**GIVEN INSTRUCTION**
Without including any pictures, write out the listing below exactly.

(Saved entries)
--- begin ---

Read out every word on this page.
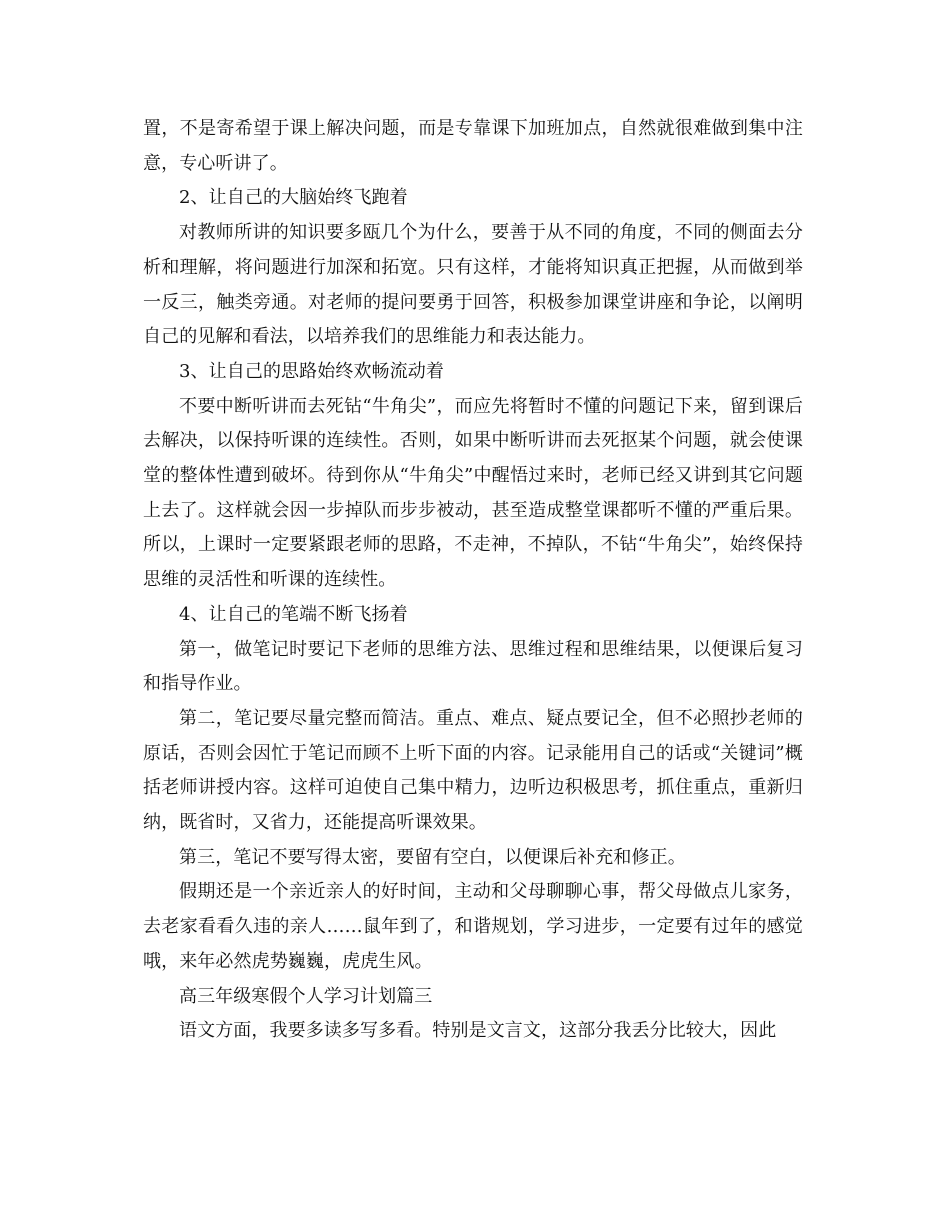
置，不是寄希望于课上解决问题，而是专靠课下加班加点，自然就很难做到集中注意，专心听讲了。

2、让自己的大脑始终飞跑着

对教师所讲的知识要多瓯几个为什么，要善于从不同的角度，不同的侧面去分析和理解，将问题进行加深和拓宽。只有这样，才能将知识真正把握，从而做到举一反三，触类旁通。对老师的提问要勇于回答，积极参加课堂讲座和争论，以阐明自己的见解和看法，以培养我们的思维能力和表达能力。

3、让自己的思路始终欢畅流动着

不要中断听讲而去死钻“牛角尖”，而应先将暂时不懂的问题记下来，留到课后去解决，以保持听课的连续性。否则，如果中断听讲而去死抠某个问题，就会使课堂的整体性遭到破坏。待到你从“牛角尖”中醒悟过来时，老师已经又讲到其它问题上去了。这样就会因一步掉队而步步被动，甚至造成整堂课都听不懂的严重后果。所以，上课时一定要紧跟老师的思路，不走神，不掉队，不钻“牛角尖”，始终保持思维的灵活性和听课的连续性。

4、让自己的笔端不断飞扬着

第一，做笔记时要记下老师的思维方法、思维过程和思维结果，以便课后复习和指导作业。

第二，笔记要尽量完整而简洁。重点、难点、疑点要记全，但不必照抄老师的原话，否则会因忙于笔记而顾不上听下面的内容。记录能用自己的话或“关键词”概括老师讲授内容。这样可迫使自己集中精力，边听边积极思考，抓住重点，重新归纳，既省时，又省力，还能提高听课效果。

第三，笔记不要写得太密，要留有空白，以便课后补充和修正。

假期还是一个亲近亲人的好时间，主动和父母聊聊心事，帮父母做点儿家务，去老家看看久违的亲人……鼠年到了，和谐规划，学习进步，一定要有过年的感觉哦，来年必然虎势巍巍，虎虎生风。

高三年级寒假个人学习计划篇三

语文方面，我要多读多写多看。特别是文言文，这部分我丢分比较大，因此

--- end ---

**TASK OUTPUT**
Read out every word on this page.
置，不是寄希望于课上解决问题，而是专靠课下加班加点，自然就很难做到集中注意，专心听讲了。

2、让自己的大脑始终飞跑着

对教师所讲的知识要多瓯几个为什么，要善于从不同的角度，不同的侧面去分析和理解，将问题进行加深和拓宽。只有这样，才能将知识真正把握，从而做到举一反三，触类旁通。对老师的提问要勇于回答，积极参加课堂讲座和争论，以阐明自己的见解和看法，以培养我们的思维能力和表达能力。

3、让自己的思路始终欢畅流动着

不要中断听讲而去死钻“牛角尖”，而应先将暂时不懂的问题记下来，留到课后去解决，以保持听课的连续性。否则，如果中断听讲而去死抠某个问题，就会使课堂的整体性遭到破坏。待到你从“牛角尖”中醒悟过来时，老师已经又讲到其它问题上去了。这样就会因一步掉队而步步被动，甚至造成整堂课都听不懂的严重后果。所以，上课时一定要紧跟老师的思路，不走神，不掉队，不钻“牛角尖”，始终保持思维的灵活性和听课的连续性。

4、让自己的笔端不断飞扬着

第一，做笔记时要记下老师的思维方法、思维过程和思维结果，以便课后复习和指导作业。

第二，笔记要尽量完整而简洁。重点、难点、疑点要记全，但不必照抄老师的原话，否则会因忙于笔记而顾不上听下面的内容。记录能用自己的话或“关键词”概括老师讲授内容。这样可迫使自己集中精力，边听边积极思考，抓住重点，重新归纳，既省时，又省力，还能提高听课效果。

第三，笔记不要写得太密，要留有空白，以便课后补充和修正。

假期还是一个亲近亲人的好时间，主动和父母聊聊心事，帮父母做点儿家务，去老家看看久违的亲人……鼠年到了，和谐规划，学习进步，一定要有过年的感觉哦，来年必然虎势巍巍，虎虎生风。

高三年级寒假个人学习计划篇三

语文方面，我要多读多写多看。特别是文言文，这部分我丢分比较大，因此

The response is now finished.